▸ **Requirement**
Gather up the lines with the word "Установить" in them.

▸ **Records shown**
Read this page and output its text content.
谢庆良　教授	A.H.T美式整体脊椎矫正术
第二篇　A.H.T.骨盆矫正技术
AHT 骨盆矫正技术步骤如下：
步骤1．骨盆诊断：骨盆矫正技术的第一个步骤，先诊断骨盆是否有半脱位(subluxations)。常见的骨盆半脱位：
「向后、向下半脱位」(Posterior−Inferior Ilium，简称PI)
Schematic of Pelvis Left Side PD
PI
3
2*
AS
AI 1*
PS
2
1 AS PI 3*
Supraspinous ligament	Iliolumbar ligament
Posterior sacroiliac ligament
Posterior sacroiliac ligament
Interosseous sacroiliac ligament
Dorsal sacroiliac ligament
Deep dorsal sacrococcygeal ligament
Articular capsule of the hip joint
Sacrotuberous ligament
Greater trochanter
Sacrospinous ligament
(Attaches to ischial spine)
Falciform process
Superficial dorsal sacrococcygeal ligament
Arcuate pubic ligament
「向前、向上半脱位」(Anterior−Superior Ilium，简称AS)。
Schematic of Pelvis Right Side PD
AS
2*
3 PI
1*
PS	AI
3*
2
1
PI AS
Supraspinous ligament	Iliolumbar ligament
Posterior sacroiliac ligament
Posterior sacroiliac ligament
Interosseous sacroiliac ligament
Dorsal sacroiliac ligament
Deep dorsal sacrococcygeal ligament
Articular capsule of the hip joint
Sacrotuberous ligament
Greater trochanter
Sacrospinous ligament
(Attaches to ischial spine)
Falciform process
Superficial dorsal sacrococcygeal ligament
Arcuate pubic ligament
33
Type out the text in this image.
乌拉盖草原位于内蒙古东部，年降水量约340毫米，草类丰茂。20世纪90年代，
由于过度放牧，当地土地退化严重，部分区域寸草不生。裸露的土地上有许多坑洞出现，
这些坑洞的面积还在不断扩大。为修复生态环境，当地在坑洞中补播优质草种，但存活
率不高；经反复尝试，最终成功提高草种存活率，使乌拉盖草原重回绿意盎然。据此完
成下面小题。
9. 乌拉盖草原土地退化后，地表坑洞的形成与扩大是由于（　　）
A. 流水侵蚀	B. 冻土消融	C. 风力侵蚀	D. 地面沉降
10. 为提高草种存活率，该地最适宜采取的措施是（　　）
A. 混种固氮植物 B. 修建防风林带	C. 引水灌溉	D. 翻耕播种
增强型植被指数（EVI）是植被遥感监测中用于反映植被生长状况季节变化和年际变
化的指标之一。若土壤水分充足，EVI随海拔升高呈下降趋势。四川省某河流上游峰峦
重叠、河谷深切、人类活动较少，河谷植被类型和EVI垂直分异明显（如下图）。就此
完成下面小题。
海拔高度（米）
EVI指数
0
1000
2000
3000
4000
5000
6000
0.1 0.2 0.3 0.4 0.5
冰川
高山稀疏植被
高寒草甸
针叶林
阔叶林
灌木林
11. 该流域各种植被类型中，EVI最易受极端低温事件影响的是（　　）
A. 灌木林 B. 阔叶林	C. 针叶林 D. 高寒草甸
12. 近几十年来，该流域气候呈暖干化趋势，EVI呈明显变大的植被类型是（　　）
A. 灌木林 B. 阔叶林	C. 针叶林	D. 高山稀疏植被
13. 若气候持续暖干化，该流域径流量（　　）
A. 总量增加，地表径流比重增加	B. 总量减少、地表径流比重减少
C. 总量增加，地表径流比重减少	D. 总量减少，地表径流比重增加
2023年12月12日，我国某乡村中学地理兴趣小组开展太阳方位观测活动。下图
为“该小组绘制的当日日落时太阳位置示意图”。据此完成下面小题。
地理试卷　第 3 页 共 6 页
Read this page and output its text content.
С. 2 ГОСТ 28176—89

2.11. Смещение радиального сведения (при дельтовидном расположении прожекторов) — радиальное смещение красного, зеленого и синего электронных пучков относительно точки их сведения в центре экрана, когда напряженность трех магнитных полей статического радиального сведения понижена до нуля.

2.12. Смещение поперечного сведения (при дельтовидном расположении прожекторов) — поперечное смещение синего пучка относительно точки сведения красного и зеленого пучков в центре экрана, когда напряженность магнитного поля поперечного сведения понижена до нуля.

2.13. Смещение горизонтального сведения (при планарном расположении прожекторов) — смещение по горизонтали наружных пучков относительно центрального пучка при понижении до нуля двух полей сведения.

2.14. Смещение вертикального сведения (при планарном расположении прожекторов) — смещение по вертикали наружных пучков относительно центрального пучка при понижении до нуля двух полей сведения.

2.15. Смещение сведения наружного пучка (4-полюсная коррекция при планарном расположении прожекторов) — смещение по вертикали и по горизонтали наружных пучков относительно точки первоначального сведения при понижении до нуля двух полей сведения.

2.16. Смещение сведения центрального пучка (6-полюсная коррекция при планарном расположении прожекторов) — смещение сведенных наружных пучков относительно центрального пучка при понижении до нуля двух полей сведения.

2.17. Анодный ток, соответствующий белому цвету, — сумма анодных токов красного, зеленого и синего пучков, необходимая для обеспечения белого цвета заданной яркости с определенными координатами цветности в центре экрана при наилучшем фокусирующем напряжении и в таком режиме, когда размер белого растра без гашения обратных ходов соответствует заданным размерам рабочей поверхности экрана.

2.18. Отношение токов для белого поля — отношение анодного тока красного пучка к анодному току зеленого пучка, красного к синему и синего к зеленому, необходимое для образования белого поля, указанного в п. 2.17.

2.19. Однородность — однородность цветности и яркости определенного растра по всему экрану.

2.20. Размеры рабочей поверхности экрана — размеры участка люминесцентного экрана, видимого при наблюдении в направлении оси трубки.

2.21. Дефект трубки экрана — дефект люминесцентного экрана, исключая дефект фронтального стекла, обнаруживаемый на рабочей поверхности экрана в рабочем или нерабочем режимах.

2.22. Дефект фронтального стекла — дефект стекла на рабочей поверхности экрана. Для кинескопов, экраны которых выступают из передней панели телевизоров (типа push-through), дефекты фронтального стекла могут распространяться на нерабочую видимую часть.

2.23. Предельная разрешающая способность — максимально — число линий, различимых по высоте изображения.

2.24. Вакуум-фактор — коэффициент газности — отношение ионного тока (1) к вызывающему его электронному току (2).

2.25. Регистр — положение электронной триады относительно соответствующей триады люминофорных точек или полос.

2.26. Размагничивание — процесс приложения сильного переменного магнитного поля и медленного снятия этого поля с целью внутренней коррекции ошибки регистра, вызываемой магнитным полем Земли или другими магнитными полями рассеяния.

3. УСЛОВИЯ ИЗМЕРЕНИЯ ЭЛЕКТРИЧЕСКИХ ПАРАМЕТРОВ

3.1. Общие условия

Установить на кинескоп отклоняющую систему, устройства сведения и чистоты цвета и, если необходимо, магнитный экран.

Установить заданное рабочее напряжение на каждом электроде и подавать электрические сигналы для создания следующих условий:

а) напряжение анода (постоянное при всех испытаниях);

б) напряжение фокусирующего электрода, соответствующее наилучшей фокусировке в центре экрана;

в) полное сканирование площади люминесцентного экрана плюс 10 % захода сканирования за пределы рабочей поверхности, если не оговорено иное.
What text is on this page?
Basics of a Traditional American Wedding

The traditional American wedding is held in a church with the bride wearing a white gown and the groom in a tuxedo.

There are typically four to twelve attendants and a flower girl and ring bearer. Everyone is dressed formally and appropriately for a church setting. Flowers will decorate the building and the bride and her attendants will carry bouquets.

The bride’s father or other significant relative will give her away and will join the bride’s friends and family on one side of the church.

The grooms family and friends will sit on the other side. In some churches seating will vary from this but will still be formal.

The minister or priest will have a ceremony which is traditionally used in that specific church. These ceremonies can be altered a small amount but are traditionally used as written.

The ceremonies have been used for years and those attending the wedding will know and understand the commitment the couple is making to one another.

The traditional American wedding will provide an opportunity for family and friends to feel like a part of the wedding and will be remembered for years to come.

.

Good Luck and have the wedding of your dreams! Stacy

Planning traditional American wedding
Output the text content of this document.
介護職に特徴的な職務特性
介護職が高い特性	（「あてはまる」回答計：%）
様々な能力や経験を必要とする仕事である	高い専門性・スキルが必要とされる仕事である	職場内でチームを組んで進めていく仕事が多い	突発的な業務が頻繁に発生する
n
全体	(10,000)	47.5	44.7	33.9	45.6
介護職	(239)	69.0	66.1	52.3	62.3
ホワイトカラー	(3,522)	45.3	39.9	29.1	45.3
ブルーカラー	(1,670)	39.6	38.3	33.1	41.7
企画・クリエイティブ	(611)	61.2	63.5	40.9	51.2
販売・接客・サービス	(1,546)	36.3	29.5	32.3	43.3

▸ **Answer to the task**
Установить на кинескоп отклоняющую систему, устройства сведения и чистоты цвета и, если необходимо, магнитный экран.
Установить заданное рабочее напряжение на каждом электроде и подавать электрические сигналы для создания следующих условий:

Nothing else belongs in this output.